* begin *

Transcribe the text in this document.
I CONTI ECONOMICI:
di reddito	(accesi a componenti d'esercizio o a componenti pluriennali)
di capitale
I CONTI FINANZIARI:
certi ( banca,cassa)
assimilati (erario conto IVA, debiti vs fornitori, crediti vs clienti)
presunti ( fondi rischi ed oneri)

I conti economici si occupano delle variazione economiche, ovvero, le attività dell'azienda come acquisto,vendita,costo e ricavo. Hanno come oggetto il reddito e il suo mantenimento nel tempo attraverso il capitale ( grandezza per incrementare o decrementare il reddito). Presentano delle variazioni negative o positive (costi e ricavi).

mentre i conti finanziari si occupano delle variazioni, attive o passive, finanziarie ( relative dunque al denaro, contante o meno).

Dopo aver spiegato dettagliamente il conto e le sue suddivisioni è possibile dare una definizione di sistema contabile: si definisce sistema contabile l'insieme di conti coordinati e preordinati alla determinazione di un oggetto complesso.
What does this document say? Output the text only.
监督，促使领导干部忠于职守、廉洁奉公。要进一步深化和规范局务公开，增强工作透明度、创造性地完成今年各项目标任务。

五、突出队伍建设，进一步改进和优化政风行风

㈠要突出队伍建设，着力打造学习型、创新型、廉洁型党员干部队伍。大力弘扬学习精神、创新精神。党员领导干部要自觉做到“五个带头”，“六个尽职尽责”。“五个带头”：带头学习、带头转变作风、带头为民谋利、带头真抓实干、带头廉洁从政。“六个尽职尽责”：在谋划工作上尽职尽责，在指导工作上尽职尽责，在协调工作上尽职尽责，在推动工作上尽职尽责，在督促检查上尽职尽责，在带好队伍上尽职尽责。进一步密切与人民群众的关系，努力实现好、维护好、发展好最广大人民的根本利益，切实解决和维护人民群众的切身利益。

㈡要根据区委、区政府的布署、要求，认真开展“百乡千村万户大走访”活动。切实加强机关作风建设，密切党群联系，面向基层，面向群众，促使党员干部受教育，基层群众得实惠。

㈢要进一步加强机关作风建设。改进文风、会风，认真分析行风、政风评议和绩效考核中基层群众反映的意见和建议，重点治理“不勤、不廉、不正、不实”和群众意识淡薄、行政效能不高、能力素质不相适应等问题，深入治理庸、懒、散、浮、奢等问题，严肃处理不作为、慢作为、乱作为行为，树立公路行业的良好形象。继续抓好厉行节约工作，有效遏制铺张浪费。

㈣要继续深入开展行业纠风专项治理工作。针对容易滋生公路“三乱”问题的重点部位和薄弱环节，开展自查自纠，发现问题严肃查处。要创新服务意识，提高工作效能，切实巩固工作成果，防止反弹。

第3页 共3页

* end *

# Task instructions
Pull out each line containing the word "this" and copy it.

# Answer to the task
Transcribe the text in this document.
What does this document say? Output the text only.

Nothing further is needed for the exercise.